### PROVIDED ENTRIES

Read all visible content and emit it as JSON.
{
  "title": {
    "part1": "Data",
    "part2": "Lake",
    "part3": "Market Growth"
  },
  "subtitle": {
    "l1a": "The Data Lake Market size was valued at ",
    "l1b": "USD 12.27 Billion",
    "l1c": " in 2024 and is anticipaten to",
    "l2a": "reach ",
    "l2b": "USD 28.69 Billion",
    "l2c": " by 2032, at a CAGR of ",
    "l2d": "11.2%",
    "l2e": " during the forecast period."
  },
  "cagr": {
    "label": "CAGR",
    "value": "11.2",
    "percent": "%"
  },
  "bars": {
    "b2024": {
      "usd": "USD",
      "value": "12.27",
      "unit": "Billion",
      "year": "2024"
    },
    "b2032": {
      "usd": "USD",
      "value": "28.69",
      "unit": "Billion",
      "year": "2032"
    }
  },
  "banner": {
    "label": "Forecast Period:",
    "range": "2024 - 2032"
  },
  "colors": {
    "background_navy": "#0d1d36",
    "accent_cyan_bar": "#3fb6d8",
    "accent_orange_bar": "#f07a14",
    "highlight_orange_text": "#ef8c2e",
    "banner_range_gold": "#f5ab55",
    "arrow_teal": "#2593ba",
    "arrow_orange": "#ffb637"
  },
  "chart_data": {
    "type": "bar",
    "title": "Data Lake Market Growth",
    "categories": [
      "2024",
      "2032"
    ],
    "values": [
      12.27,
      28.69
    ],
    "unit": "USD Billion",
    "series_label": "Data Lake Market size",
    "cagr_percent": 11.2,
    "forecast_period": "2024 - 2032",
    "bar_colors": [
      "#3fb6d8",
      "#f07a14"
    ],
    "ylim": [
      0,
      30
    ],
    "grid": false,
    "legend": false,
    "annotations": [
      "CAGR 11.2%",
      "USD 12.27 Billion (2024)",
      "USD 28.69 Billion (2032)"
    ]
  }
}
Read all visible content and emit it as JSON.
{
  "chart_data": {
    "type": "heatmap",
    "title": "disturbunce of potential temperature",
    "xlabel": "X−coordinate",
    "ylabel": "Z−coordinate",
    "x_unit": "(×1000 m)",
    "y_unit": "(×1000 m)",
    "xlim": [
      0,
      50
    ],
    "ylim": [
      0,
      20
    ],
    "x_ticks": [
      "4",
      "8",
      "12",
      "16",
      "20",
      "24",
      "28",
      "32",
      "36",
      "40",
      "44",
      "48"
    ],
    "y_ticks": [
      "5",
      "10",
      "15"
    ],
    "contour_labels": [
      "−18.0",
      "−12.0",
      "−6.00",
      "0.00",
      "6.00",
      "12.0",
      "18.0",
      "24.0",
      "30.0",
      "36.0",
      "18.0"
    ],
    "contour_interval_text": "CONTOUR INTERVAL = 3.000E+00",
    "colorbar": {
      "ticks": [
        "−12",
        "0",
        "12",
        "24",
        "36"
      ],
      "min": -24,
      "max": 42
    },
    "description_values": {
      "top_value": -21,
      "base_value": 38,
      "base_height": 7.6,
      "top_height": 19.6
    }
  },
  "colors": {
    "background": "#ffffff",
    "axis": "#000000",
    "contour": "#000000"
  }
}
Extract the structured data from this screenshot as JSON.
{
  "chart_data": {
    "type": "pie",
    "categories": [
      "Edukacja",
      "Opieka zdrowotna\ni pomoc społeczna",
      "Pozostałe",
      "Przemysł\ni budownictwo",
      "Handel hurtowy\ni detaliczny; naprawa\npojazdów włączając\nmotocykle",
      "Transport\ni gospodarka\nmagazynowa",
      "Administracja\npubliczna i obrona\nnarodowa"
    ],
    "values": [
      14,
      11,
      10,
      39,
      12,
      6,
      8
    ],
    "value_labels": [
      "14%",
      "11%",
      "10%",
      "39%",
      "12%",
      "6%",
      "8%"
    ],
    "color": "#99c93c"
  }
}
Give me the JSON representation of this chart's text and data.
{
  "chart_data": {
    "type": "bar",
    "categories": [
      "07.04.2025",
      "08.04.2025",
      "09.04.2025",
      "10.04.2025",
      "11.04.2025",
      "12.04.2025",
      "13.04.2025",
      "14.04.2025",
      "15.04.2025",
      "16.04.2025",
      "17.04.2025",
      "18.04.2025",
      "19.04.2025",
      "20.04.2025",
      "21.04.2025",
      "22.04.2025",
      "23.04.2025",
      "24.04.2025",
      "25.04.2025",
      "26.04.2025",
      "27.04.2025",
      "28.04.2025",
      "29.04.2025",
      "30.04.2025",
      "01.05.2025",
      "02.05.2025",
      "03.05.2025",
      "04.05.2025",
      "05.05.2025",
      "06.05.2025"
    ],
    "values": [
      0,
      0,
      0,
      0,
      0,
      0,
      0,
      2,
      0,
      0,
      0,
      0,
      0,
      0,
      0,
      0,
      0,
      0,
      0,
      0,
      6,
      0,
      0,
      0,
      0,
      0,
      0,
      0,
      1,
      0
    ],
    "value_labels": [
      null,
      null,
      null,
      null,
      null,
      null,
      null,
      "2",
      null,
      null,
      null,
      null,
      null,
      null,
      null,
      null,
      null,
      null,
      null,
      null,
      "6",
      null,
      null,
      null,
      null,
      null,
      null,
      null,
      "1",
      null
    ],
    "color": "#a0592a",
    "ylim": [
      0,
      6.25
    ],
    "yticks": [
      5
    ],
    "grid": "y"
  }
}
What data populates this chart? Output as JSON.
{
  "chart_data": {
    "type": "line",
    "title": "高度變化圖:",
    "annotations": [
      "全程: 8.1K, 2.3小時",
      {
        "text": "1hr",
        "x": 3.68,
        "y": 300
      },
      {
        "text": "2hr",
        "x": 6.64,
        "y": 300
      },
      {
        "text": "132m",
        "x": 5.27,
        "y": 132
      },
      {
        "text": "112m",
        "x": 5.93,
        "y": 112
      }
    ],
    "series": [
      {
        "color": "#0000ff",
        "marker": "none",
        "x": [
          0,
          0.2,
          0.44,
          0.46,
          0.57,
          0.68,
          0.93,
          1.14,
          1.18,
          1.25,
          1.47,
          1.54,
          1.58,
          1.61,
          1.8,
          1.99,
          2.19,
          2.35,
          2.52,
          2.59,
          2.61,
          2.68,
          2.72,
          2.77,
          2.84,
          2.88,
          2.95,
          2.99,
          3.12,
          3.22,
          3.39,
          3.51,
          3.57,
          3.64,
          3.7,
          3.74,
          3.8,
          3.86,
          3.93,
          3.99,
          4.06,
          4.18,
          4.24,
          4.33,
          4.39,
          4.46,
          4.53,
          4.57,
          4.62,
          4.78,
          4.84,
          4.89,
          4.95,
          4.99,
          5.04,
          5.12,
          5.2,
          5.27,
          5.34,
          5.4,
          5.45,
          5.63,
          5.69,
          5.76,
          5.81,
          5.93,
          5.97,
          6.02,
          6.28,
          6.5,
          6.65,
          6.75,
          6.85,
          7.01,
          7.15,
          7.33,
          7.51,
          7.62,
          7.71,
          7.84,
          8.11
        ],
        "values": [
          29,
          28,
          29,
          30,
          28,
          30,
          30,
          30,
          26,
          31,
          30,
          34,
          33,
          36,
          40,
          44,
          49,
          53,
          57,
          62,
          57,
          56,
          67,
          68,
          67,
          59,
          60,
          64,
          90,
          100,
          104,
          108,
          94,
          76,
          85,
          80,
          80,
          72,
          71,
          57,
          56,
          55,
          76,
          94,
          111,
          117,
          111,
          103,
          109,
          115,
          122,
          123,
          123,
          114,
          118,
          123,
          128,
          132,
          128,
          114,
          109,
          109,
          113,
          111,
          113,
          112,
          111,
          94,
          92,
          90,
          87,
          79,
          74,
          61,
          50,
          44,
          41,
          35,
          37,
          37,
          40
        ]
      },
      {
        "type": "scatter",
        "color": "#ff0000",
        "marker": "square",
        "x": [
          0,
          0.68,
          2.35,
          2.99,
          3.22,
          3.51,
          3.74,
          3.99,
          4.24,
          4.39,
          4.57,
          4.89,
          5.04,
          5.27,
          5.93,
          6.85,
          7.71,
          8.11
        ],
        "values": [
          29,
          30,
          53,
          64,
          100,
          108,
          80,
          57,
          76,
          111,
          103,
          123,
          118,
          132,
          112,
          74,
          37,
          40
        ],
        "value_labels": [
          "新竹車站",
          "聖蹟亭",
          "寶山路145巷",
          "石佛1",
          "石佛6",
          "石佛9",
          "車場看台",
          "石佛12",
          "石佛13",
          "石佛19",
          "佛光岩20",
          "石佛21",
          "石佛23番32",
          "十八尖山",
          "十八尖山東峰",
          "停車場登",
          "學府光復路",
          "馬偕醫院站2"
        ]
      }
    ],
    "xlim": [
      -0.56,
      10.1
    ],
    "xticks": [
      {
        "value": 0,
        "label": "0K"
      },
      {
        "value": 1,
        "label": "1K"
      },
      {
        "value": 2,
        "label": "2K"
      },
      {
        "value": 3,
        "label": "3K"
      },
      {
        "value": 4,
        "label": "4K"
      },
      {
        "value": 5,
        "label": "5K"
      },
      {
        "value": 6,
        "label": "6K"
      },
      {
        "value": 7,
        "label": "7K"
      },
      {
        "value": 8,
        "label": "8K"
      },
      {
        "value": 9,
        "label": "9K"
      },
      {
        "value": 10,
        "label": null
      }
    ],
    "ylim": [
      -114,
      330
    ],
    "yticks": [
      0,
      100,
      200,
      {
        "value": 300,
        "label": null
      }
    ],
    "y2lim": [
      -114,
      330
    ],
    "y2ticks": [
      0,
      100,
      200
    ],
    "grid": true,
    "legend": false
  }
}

######

State how many lines in the records above contain the word "type", and give only that number.

6